**GIVEN EXERCISE**: Give the count of lines containing the string "data", with no other output.

**RECORDS TO USE**:

# # # #

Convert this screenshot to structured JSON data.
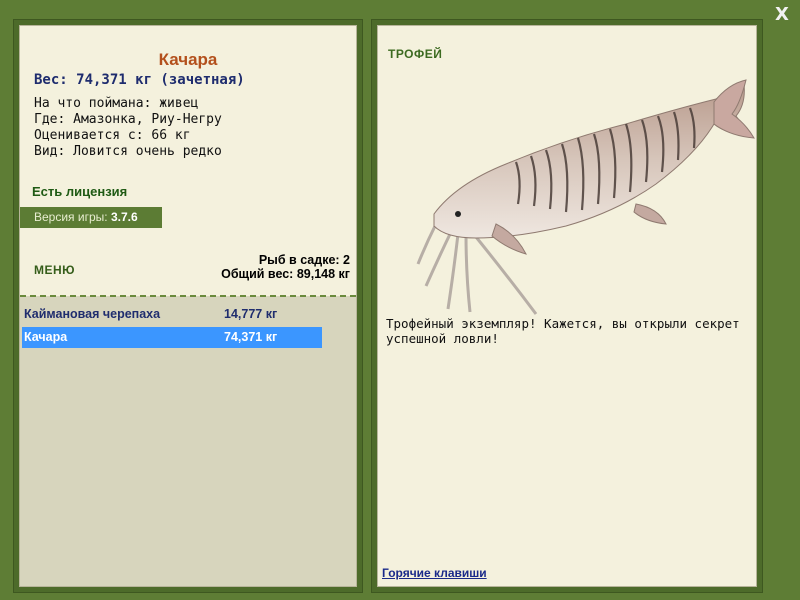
{
  "close_button": "X",
  "fish_card": {
    "name": "Качара",
    "weight_line": "Вес: 74,371 кг (зачетная)",
    "caught_on": "На что поймана: живец",
    "location": "Где: Амазонка, Риу-Негру",
    "rated_from": "Оценивается с: 66 кг",
    "rarity": "Вид: Ловится очень редко"
  },
  "license": "Есть лицензия",
  "version": {
    "label": "Версия игры:",
    "value": "3.7.6"
  },
  "menu_label": "МЕНЮ",
  "cage": {
    "count_line": "Рыб в садке: 2",
    "total_line": "Общий вес: 89,148 кг"
  },
  "fish_list": [
    {
      "name": "Каймановая черепаха",
      "weight": "14,777 кг",
      "selected": false
    },
    {
      "name": "Качара",
      "weight": "74,371 кг",
      "selected": true
    }
  ],
  "trophy": {
    "title": "ТРОФЕЙ",
    "text": "Трофейный экземпляр! Кажется, вы открыли секрет успешной ловли!"
  },
  "hotkeys_label": "Горячие клавиши",
  "colors": {
    "background": "#5e7d35",
    "panel": "#f4f1dd",
    "selected_row": "#3b96ff",
    "fish_name": "#b3501c"
  }
}
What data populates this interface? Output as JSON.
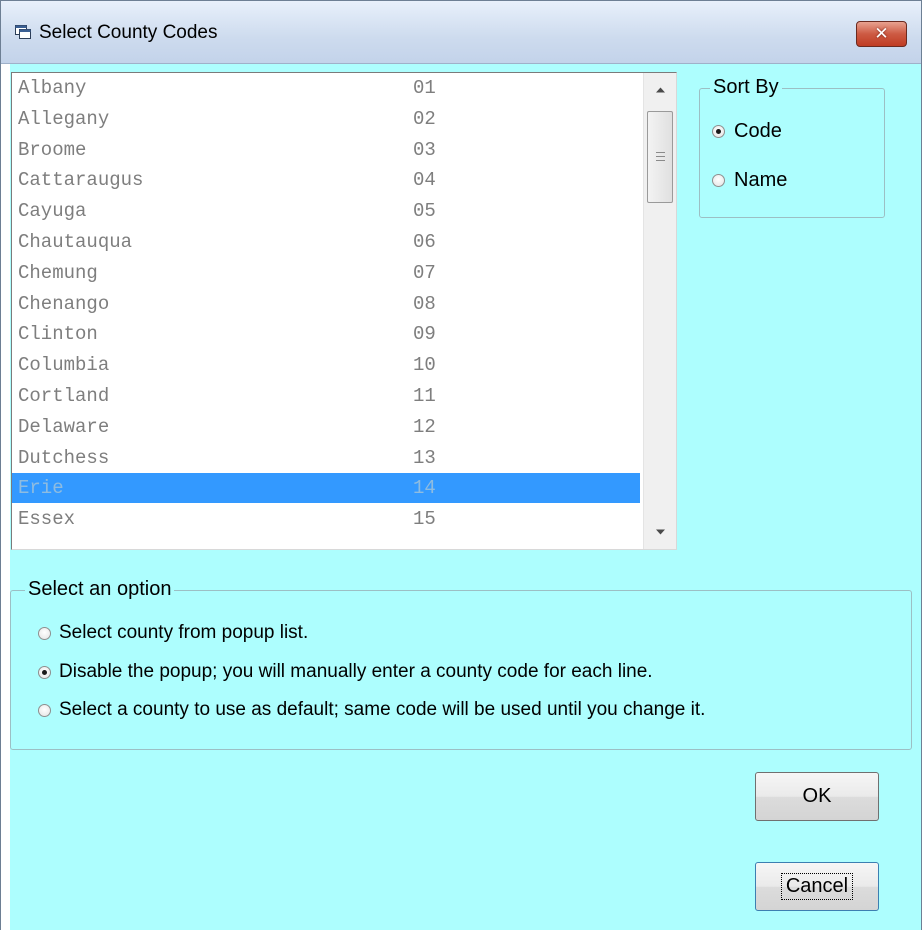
{
  "window": {
    "title": "Select County Codes",
    "close_glyph": "✕",
    "app_icon": "dialog-window-icon"
  },
  "colors": {
    "client_background": "#ADFEFE",
    "selection_highlight": "#3399FF",
    "title_bar": "#CDDBEE",
    "close_button": "#C9523B"
  },
  "county_list": {
    "selected_index": 13,
    "items": [
      {
        "name": "Albany",
        "code": "01"
      },
      {
        "name": "Allegany",
        "code": "02"
      },
      {
        "name": "Broome",
        "code": "03"
      },
      {
        "name": "Cattaraugus",
        "code": "04"
      },
      {
        "name": "Cayuga",
        "code": "05"
      },
      {
        "name": "Chautauqua",
        "code": "06"
      },
      {
        "name": "Chemung",
        "code": "07"
      },
      {
        "name": "Chenango",
        "code": "08"
      },
      {
        "name": "Clinton",
        "code": "09"
      },
      {
        "name": "Columbia",
        "code": "10"
      },
      {
        "name": "Cortland",
        "code": "11"
      },
      {
        "name": "Delaware",
        "code": "12"
      },
      {
        "name": "Dutchess",
        "code": "13"
      },
      {
        "name": "Erie",
        "code": "14"
      },
      {
        "name": "Essex",
        "code": "15"
      }
    ]
  },
  "sort_by": {
    "title": "Sort By",
    "options": [
      {
        "label": "Code",
        "checked": true
      },
      {
        "label": "Name",
        "checked": false
      }
    ]
  },
  "select_option": {
    "title": "Select an option",
    "options": [
      {
        "label": "Select county from popup list.",
        "checked": false
      },
      {
        "label": "Disable the popup; you will manually enter a county code for each line.",
        "checked": true
      },
      {
        "label": "Select a county to use as default; same code will be used until you change it.",
        "checked": false
      }
    ]
  },
  "buttons": {
    "ok_label": "OK",
    "cancel_label": "Cancel"
  }
}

# # # #

**CORRECT RESPONSE**: 2